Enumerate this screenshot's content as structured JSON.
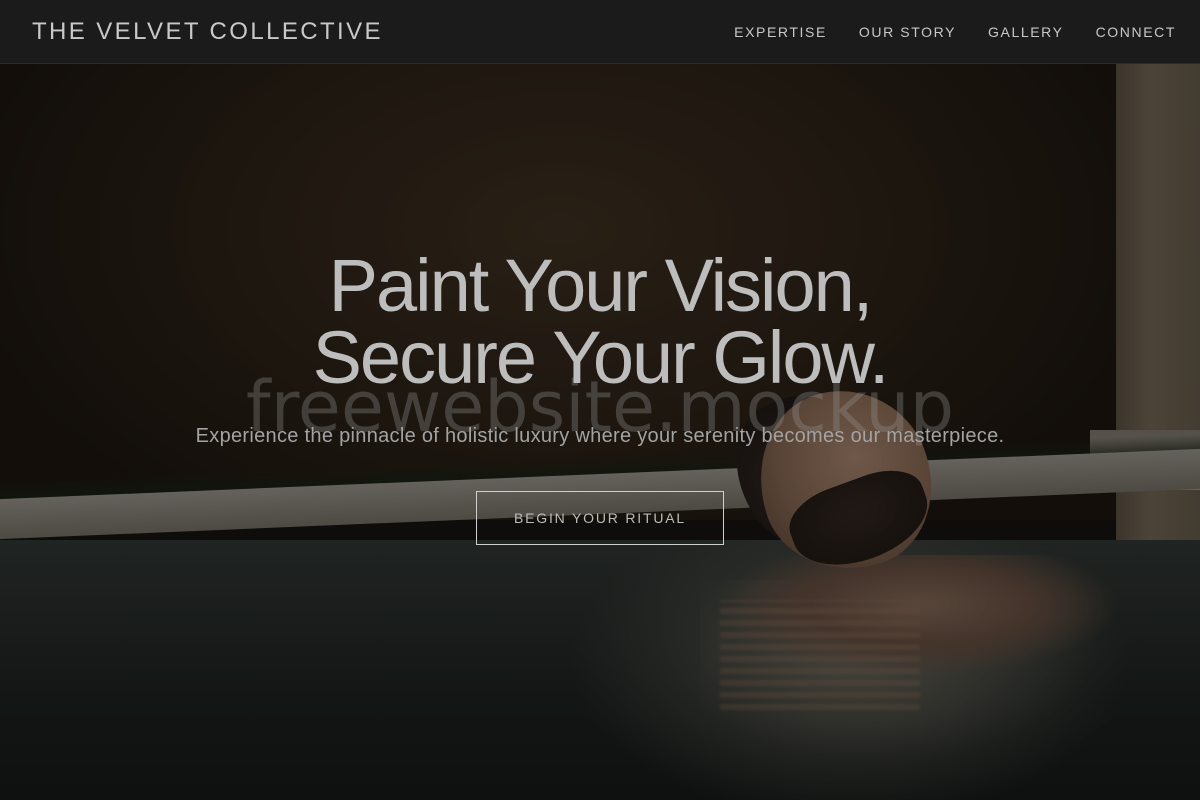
{
  "header": {
    "brand": "THE VELVET COLLECTIVE",
    "nav": [
      {
        "label": "EXPERTISE"
      },
      {
        "label": "OUR STORY"
      },
      {
        "label": "GALLERY"
      },
      {
        "label": "CONNECT"
      }
    ]
  },
  "hero": {
    "title_line1": "Paint Your Vision,",
    "title_line2": "Secure Your Glow.",
    "subtitle": "Experience the pinnacle of holistic luxury where your serenity becomes our masterpiece.",
    "cta_label": "BEGIN YOUR RITUAL",
    "watermark": "freewebsite.mockup"
  },
  "colors": {
    "navbar_bg": "#1b1b1b",
    "text_light": "#c9c9c9",
    "overlay": "rgba(0,0,0,0.45)"
  }
}
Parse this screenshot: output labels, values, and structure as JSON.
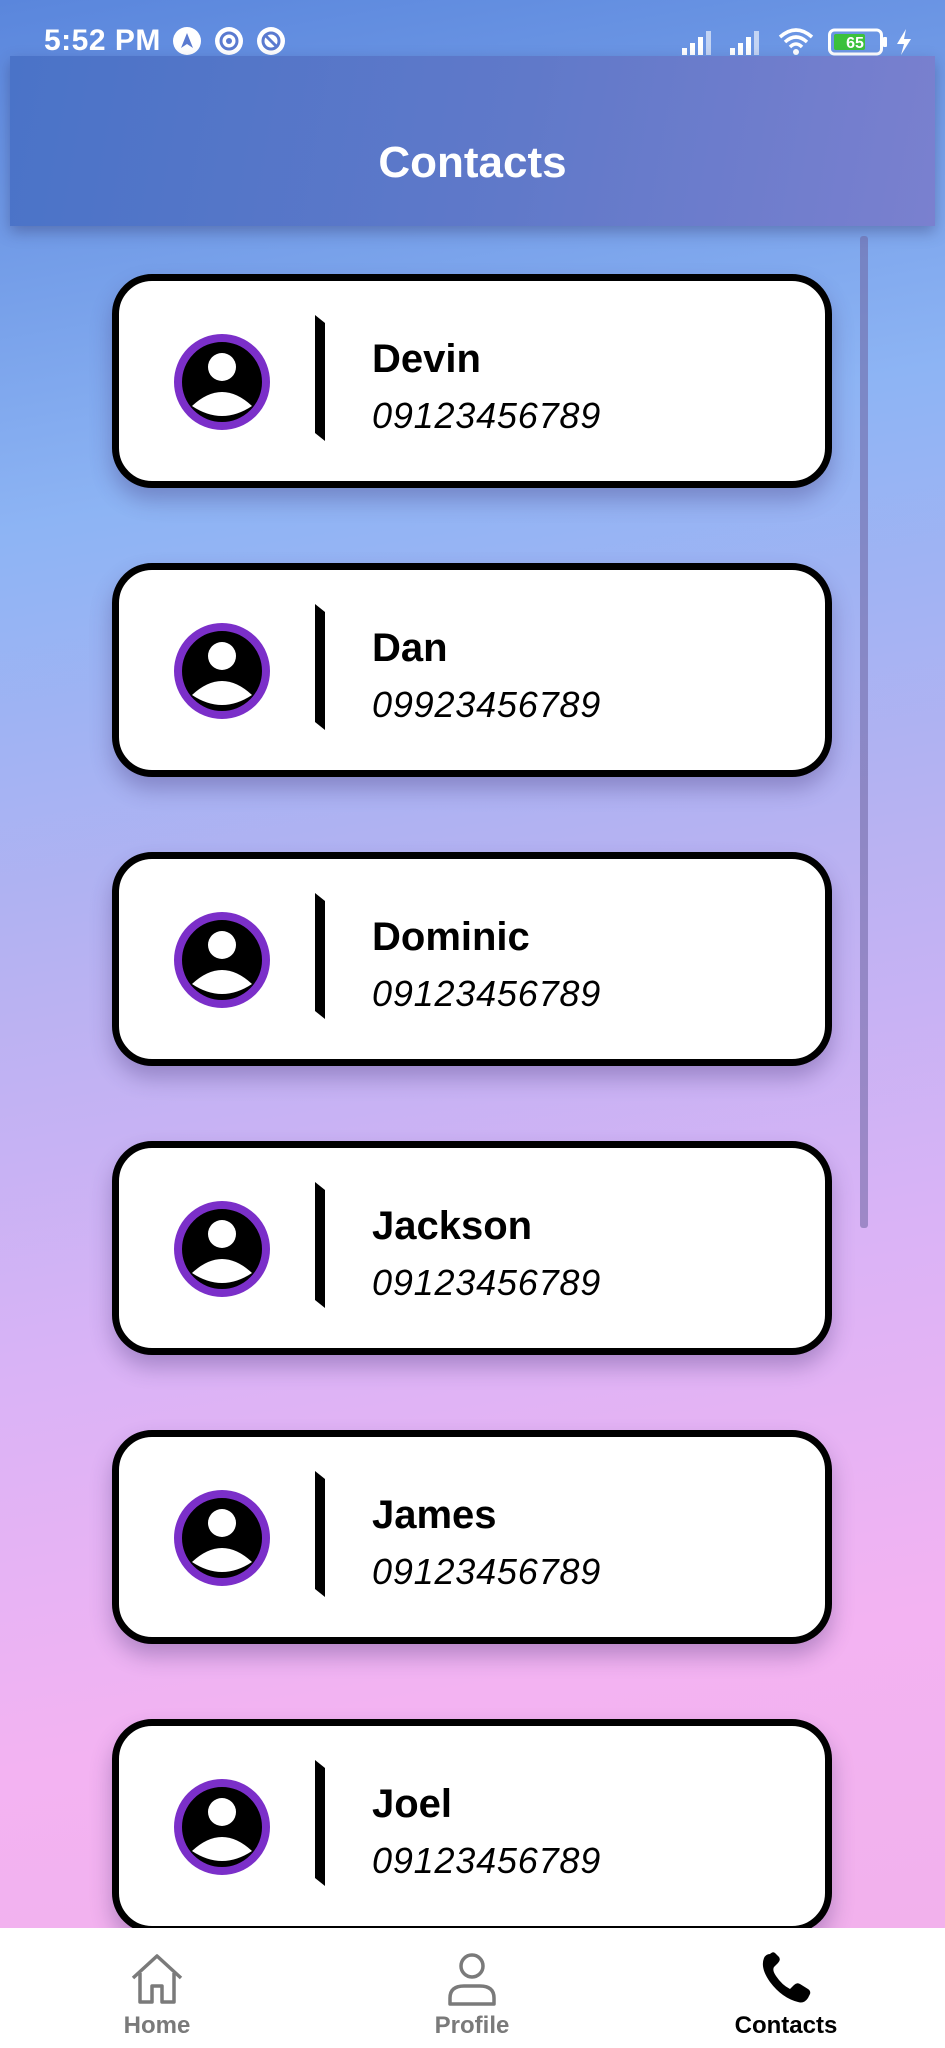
{
  "status_bar": {
    "time": "5:52 PM",
    "battery": "65"
  },
  "app_bar": {
    "title": "Contacts"
  },
  "contacts": [
    {
      "name": "Devin",
      "phone": "09123456789"
    },
    {
      "name": "Dan",
      "phone": "09923456789"
    },
    {
      "name": "Dominic",
      "phone": "09123456789"
    },
    {
      "name": "Jackson",
      "phone": "09123456789"
    },
    {
      "name": "James",
      "phone": "09123456789"
    },
    {
      "name": "Joel",
      "phone": "09123456789"
    }
  ],
  "bottom_nav": {
    "items": [
      {
        "label": "Home",
        "icon": "home-icon",
        "active": false
      },
      {
        "label": "Profile",
        "icon": "person-icon",
        "active": false
      },
      {
        "label": "Contacts",
        "icon": "phone-icon",
        "active": true
      }
    ]
  },
  "colors": {
    "avatar_ring": "#7b2fc9",
    "nav_active": "#000000",
    "nav_inactive": "#7a7a7a"
  }
}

DIRECTIVE: Make an exact copy of the lines of the records from the line containing "Parse this screenshot: output" through the final line, both ends included, but not of the pictures.

ANSWER FOR THIS EXERCISE:
Parse this screenshot: output labels, values, and structure as JSON.
{
  "status_bar": {
    "time": "5:52 PM",
    "battery": "65"
  },
  "app_bar": {
    "title": "Contacts"
  },
  "contacts": [
    {
      "name": "Devin",
      "phone": "09123456789"
    },
    {
      "name": "Dan",
      "phone": "09923456789"
    },
    {
      "name": "Dominic",
      "phone": "09123456789"
    },
    {
      "name": "Jackson",
      "phone": "09123456789"
    },
    {
      "name": "James",
      "phone": "09123456789"
    },
    {
      "name": "Joel",
      "phone": "09123456789"
    }
  ],
  "bottom_nav": {
    "items": [
      {
        "label": "Home",
        "icon": "home-icon",
        "active": false
      },
      {
        "label": "Profile",
        "icon": "person-icon",
        "active": false
      },
      {
        "label": "Contacts",
        "icon": "phone-icon",
        "active": true
      }
    ]
  },
  "colors": {
    "avatar_ring": "#7b2fc9",
    "nav_active": "#000000",
    "nav_inactive": "#7a7a7a"
  }
}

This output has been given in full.